● **WORK TO COMPLETE**
Please format the entries as a Markdown table with the columns Row and Entry, starting with the first line and going on through the line containing "legend-label: Converged Performance". Give each line its own numbered row and leave out any blank lines.

━━━━━━━━━━━━━━━━

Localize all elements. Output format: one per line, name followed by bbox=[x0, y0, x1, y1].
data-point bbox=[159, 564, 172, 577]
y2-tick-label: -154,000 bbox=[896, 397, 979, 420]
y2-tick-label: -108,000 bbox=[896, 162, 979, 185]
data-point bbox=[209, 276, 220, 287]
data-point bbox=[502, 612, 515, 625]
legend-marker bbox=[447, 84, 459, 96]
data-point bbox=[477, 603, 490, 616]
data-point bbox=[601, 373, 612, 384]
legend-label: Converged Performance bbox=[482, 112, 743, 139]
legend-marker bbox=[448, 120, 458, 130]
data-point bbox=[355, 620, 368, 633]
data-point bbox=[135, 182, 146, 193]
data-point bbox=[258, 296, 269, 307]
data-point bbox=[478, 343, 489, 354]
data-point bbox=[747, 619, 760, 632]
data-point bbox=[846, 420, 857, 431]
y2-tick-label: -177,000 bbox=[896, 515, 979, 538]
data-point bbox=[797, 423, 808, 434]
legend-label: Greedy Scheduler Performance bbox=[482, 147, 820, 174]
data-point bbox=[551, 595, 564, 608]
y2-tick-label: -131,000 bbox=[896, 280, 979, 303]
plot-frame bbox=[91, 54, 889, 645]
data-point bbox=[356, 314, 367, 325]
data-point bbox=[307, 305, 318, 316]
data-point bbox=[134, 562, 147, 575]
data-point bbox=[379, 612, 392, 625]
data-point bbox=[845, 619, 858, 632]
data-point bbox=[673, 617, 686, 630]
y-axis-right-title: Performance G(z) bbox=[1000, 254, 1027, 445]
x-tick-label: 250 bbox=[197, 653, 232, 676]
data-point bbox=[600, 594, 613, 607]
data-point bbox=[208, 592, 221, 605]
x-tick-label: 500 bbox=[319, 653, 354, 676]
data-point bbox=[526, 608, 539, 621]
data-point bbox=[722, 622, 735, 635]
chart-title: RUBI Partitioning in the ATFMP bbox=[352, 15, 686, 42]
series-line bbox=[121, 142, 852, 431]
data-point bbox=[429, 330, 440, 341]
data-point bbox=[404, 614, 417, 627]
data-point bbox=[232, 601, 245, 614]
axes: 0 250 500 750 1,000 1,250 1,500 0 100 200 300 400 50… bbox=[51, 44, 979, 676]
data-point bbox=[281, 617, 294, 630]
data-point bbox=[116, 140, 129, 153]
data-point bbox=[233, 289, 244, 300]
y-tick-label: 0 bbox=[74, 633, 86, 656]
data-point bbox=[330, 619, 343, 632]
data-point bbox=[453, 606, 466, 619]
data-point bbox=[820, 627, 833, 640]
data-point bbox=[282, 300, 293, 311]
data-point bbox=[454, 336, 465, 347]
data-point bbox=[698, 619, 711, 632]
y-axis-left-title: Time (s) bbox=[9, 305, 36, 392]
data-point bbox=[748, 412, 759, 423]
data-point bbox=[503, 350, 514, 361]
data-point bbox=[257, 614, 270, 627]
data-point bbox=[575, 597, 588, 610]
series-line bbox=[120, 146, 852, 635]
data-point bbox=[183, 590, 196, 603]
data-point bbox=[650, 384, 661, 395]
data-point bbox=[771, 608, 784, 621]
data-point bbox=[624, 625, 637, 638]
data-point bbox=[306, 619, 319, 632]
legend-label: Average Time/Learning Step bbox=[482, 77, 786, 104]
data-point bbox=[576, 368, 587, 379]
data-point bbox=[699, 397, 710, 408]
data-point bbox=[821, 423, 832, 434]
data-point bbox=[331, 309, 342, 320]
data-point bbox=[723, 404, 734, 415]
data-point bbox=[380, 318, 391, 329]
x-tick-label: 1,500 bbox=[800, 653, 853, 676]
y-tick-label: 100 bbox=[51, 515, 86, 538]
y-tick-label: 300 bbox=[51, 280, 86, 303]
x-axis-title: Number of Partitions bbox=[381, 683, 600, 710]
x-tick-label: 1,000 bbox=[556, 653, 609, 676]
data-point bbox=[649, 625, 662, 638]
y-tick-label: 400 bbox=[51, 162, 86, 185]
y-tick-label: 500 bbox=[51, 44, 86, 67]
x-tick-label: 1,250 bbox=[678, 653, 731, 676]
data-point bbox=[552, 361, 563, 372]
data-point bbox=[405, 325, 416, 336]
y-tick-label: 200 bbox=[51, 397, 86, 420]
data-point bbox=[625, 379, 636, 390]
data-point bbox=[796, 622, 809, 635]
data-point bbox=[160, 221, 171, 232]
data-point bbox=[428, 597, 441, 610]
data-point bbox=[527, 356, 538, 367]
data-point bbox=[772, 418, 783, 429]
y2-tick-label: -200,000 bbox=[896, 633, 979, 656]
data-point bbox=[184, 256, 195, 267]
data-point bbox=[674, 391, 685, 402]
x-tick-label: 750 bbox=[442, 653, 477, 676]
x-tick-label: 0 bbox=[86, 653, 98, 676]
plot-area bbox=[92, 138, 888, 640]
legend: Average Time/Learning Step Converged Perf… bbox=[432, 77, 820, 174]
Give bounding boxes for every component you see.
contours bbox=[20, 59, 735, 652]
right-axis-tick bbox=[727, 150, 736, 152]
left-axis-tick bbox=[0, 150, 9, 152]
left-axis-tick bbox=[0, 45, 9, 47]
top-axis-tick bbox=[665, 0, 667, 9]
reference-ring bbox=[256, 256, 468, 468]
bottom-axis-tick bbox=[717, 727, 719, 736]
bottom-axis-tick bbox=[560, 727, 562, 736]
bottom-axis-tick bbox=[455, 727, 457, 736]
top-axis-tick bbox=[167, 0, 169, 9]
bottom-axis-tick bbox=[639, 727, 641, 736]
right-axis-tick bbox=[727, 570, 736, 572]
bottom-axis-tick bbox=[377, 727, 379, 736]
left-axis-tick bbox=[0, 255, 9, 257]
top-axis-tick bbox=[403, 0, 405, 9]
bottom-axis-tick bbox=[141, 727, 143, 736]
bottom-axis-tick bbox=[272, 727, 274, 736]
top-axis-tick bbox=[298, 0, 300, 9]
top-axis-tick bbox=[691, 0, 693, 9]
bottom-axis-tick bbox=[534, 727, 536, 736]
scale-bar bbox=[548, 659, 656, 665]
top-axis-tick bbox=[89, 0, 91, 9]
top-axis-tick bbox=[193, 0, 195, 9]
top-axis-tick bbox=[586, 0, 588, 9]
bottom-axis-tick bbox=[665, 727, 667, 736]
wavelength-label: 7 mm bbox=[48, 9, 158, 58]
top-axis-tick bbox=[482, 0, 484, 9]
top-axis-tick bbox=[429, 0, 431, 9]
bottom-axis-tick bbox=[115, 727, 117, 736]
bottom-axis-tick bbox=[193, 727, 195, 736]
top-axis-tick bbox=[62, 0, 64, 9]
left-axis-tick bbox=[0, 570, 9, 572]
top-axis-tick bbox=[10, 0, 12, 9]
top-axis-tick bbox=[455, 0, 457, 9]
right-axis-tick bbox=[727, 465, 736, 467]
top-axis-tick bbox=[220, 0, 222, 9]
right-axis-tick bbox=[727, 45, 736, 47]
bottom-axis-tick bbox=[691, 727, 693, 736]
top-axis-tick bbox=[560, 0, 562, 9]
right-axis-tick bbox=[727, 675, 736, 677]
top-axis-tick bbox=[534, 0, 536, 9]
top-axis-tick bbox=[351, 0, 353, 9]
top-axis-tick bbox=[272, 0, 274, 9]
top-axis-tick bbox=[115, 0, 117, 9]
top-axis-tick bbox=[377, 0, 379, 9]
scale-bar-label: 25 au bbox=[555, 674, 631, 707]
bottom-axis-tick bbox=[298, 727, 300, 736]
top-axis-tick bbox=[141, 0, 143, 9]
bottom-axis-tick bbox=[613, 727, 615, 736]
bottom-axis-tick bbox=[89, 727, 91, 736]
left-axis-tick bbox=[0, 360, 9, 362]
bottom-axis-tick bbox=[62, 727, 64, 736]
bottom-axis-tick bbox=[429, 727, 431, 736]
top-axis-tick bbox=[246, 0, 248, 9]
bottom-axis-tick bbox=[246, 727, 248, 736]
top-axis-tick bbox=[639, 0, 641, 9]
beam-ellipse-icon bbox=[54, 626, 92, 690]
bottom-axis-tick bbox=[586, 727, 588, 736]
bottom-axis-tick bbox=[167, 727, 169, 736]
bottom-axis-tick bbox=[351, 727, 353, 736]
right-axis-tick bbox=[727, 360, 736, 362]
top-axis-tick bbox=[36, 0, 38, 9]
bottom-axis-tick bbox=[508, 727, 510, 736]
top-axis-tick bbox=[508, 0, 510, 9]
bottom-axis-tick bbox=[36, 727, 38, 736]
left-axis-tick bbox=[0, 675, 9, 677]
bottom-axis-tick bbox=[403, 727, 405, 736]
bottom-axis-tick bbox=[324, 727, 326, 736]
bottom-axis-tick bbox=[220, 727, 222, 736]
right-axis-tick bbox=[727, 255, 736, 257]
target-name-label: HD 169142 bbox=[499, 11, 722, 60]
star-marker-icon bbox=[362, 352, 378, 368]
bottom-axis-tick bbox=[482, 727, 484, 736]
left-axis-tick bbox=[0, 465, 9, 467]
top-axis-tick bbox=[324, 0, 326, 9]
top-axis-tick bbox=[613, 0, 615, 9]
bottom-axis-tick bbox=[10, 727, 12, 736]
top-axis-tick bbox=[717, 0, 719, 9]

━━━━━━━━━━━━━━━━

● **COMPLETE OUTPUT**
| Row | Entry |
|---|---|
| 1 | Localize all elements. Output format: one per line, name followed by bbox=[x0, y0, x1, y1]. |
| 2 | data-point bbox=[159, 564, 172, 577] |
| 3 | y2-tick-label: -154,000 bbox=[896, 397, 979, 420] |
| 4 | y2-tick-label: -108,000 bbox=[896, 162, 979, 185] |
| 5 | data-point bbox=[209, 276, 220, 287] |
| 6 | data-point bbox=[502, 612, 515, 625] |
| 7 | legend-marker bbox=[447, 84, 459, 96] |
| 8 | data-point bbox=[477, 603, 490, 616] |
| 9 | data-point bbox=[601, 373, 612, 384] |
| 10 | legend-label: Converged Performance bbox=[482, 112, 743, 139] |